#### WHAT TO WORK ON
Write every record out again exactly, and keep images out of it.
§ §
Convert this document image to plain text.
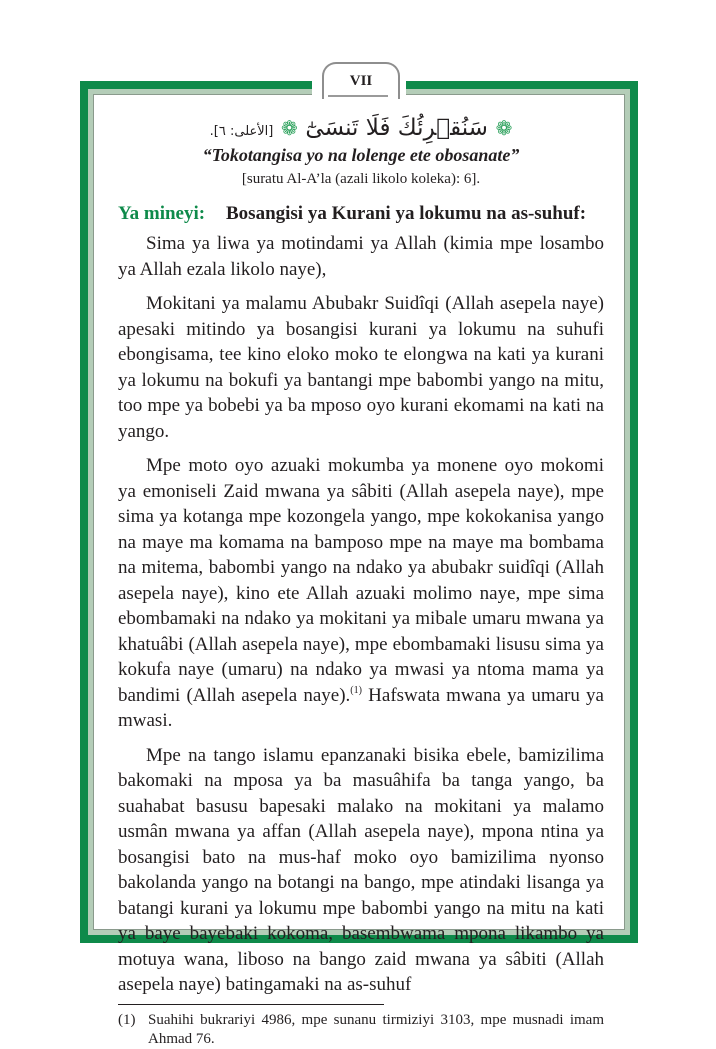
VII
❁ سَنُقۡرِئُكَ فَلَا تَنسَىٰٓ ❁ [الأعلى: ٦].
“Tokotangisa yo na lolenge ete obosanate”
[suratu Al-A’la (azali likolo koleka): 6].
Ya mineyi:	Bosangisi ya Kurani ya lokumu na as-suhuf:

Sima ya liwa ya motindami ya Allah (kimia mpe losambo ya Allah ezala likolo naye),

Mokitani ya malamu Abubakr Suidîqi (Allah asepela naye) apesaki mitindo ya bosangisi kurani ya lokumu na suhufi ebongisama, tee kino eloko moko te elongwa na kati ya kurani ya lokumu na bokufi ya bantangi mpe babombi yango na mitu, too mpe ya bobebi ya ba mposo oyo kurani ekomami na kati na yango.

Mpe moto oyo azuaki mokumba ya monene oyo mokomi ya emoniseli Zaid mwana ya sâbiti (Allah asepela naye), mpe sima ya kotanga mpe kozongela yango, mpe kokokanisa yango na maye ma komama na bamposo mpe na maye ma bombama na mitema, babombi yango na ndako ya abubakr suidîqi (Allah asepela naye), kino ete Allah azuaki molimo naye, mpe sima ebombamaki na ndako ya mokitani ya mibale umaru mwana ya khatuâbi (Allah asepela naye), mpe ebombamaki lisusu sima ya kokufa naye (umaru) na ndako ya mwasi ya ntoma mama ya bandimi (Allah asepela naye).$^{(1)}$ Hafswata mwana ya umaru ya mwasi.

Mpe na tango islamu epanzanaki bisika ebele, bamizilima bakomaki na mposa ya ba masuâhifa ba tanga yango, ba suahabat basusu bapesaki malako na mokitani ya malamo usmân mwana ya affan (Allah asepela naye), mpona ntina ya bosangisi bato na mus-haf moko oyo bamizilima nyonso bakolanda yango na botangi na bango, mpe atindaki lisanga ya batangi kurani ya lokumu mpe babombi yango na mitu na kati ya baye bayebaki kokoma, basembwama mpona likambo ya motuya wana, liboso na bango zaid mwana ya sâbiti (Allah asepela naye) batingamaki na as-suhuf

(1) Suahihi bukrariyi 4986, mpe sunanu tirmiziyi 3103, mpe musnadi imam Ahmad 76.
§ §
#### SOLVED PROBLEM
Convert this document image to plain text.
VII
❁ سَنُقۡرِئُكَ فَلَا تَنسَىٰٓ ❁ [الأعلى: ٦].
“Tokotangisa yo na lolenge ete obosanate”
[suratu Al-A’la (azali likolo koleka): 6].
Ya mineyi:	Bosangisi ya Kurani ya lokumu na as-suhuf:

Sima ya liwa ya motindami ya Allah (kimia mpe losambo ya Allah ezala likolo naye),

Mokitani ya malamu Abubakr Suidîqi (Allah asepela naye) apesaki mitindo ya bosangisi kurani ya lokumu na suhufi ebongisama, tee kino eloko moko te elongwa na kati ya kurani ya lokumu na bokufi ya bantangi mpe babombi yango na mitu, too mpe ya bobebi ya ba mposo oyo kurani ekomami na kati na yango.

Mpe moto oyo azuaki mokumba ya monene oyo mokomi ya emoniseli Zaid mwana ya sâbiti (Allah asepela naye), mpe sima ya kotanga mpe kozongela yango, mpe kokokanisa yango na maye ma komama na bamposo mpe na maye ma bombama na mitema, babombi yango na ndako ya abubakr suidîqi (Allah asepela naye), kino ete Allah azuaki molimo naye, mpe sima ebombamaki na ndako ya mokitani ya mibale umaru mwana ya khatuâbi (Allah asepela naye), mpe ebombamaki lisusu sima ya kokufa naye (umaru) na ndako ya mwasi ya ntoma mama ya bandimi (Allah asepela naye).$^{(1)}$ Hafswata mwana ya umaru ya mwasi.

Mpe na tango islamu epanzanaki bisika ebele, bamizilima bakomaki na mposa ya ba masuâhifa ba tanga yango, ba suahabat basusu bapesaki malako na mokitani ya malamo usmân mwana ya affan (Allah asepela naye), mpona ntina ya bosangisi bato na mus-haf moko oyo bamizilima nyonso bakolanda yango na botangi na bango, mpe atindaki lisanga ya batangi kurani ya lokumu mpe babombi yango na mitu na kati ya baye bayebaki kokoma, basembwama mpona likambo ya motuya wana, liboso na bango zaid mwana ya sâbiti (Allah asepela naye) batingamaki na as-suhuf

(1) Suahihi bukrariyi 4986, mpe sunanu tirmiziyi 3103, mpe musnadi imam Ahmad 76.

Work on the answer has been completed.